> [Task brief]
Transcribe all records exactly.

> [Source data]
━━━━━━━━━━━━━━━━
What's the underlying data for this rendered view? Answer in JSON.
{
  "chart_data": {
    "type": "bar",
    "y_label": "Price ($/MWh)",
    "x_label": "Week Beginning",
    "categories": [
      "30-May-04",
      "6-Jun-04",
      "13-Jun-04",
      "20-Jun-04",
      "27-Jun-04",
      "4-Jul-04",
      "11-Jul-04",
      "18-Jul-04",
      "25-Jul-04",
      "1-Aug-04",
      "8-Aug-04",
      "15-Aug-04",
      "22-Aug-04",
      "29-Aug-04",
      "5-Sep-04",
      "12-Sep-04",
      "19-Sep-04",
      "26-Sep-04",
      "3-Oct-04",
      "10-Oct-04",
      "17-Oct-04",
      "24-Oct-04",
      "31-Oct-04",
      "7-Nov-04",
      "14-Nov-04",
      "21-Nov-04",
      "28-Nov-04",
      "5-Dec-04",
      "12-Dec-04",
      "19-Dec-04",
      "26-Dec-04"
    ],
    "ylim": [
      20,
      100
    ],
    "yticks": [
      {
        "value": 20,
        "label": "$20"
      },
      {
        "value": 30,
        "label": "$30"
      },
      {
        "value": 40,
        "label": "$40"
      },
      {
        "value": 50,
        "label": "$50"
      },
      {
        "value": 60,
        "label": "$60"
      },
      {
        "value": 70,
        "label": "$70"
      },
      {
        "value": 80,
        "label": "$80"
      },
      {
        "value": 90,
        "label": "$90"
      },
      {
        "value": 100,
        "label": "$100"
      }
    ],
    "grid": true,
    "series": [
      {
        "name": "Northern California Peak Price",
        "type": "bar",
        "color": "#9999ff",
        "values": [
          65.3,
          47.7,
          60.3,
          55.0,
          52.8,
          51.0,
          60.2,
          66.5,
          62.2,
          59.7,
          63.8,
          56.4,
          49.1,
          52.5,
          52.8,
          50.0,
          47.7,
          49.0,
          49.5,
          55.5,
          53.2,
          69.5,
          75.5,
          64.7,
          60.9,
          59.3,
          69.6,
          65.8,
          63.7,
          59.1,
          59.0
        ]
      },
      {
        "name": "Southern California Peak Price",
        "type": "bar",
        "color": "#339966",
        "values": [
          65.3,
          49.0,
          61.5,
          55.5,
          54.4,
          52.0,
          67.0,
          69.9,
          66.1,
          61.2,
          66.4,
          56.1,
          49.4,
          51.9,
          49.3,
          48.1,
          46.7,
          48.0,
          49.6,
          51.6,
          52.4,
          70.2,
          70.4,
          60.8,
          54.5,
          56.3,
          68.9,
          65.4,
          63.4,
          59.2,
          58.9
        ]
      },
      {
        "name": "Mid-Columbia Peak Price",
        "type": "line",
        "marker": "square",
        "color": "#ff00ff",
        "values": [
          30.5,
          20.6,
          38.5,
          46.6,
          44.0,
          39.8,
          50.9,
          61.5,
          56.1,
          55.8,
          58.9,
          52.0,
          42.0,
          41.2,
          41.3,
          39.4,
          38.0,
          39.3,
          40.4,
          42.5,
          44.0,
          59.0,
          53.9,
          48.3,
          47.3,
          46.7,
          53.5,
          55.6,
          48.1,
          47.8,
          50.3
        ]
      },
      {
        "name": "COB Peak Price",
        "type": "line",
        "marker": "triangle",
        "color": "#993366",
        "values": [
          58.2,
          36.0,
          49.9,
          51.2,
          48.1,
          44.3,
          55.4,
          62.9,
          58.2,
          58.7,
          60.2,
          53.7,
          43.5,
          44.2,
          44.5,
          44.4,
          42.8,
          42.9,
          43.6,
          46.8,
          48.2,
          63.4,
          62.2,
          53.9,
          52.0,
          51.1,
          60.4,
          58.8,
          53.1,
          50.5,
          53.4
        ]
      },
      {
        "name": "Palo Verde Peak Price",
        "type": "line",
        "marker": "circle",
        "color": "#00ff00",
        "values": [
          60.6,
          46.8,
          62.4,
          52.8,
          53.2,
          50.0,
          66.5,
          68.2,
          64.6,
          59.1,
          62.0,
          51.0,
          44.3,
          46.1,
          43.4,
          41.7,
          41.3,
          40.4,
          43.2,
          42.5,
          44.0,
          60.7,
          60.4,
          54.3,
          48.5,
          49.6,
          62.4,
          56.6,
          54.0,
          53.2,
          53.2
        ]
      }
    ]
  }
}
━━━━━━━━━━━━━━━━
> [Written answer]
What's the underlying data for this rendered view? Answer in JSON.
{
  "chart_data": {
    "type": "bar",
    "y_label": "Price ($/MWh)",
    "x_label": "Week Beginning",
    "categories": [
      "30-May-04",
      "6-Jun-04",
      "13-Jun-04",
      "20-Jun-04",
      "27-Jun-04",
      "4-Jul-04",
      "11-Jul-04",
      "18-Jul-04",
      "25-Jul-04",
      "1-Aug-04",
      "8-Aug-04",
      "15-Aug-04",
      "22-Aug-04",
      "29-Aug-04",
      "5-Sep-04",
      "12-Sep-04",
      "19-Sep-04",
      "26-Sep-04",
      "3-Oct-04",
      "10-Oct-04",
      "17-Oct-04",
      "24-Oct-04",
      "31-Oct-04",
      "7-Nov-04",
      "14-Nov-04",
      "21-Nov-04",
      "28-Nov-04",
      "5-Dec-04",
      "12-Dec-04",
      "19-Dec-04",
      "26-Dec-04"
    ],
    "ylim": [
      20,
      100
    ],
    "yticks": [
      {
        "value": 20,
        "label": "$20"
      },
      {
        "value": 30,
        "label": "$30"
      },
      {
        "value": 40,
        "label": "$40"
      },
      {
        "value": 50,
        "label": "$50"
      },
      {
        "value": 60,
        "label": "$60"
      },
      {
        "value": 70,
        "label": "$70"
      },
      {
        "value": 80,
        "label": "$80"
      },
      {
        "value": 90,
        "label": "$90"
      },
      {
        "value": 100,
        "label": "$100"
      }
    ],
    "grid": true,
    "series": [
      {
        "name": "Northern California Peak Price",
        "type": "bar",
        "color": "#9999ff",
        "values": [
          65.3,
          47.7,
          60.3,
          55.0,
          52.8,
          51.0,
          60.2,
          66.5,
          62.2,
          59.7,
          63.8,
          56.4,
          49.1,
          52.5,
          52.8,
          50.0,
          47.7,
          49.0,
          49.5,
          55.5,
          53.2,
          69.5,
          75.5,
          64.7,
          60.9,
          59.3,
          69.6,
          65.8,
          63.7,
          59.1,
          59.0
        ]
      },
      {
        "name": "Southern California Peak Price",
        "type": "bar",
        "color": "#339966",
        "values": [
          65.3,
          49.0,
          61.5,
          55.5,
          54.4,
          52.0,
          67.0,
          69.9,
          66.1,
          61.2,
          66.4,
          56.1,
          49.4,
          51.9,
          49.3,
          48.1,
          46.7,
          48.0,
          49.6,
          51.6,
          52.4,
          70.2,
          70.4,
          60.8,
          54.5,
          56.3,
          68.9,
          65.4,
          63.4,
          59.2,
          58.9
        ]
      },
      {
        "name": "Mid-Columbia Peak Price",
        "type": "line",
        "marker": "square",
        "color": "#ff00ff",
        "values": [
          30.5,
          20.6,
          38.5,
          46.6,
          44.0,
          39.8,
          50.9,
          61.5,
          56.1,
          55.8,
          58.9,
          52.0,
          42.0,
          41.2,
          41.3,
          39.4,
          38.0,
          39.3,
          40.4,
          42.5,
          44.0,
          59.0,
          53.9,
          48.3,
          47.3,
          46.7,
          53.5,
          55.6,
          48.1,
          47.8,
          50.3
        ]
      },
      {
        "name": "COB Peak Price",
        "type": "line",
        "marker": "triangle",
        "color": "#993366",
        "values": [
          58.2,
          36.0,
          49.9,
          51.2,
          48.1,
          44.3,
          55.4,
          62.9,
          58.2,
          58.7,
          60.2,
          53.7,
          43.5,
          44.2,
          44.5,
          44.4,
          42.8,
          42.9,
          43.6,
          46.8,
          48.2,
          63.4,
          62.2,
          53.9,
          52.0,
          51.1,
          60.4,
          58.8,
          53.1,
          50.5,
          53.4
        ]
      },
      {
        "name": "Palo Verde Peak Price",
        "type": "line",
        "marker": "circle",
        "color": "#00ff00",
        "values": [
          60.6,
          46.8,
          62.4,
          52.8,
          53.2,
          50.0,
          66.5,
          68.2,
          64.6,
          59.1,
          62.0,
          51.0,
          44.3,
          46.1,
          43.4,
          41.7,
          41.3,
          40.4,
          43.2,
          42.5,
          44.0,
          60.7,
          60.4,
          54.3,
          48.5,
          49.6,
          62.4,
          56.6,
          54.0,
          53.2,
          53.2
        ]
      }
    ]
  }
}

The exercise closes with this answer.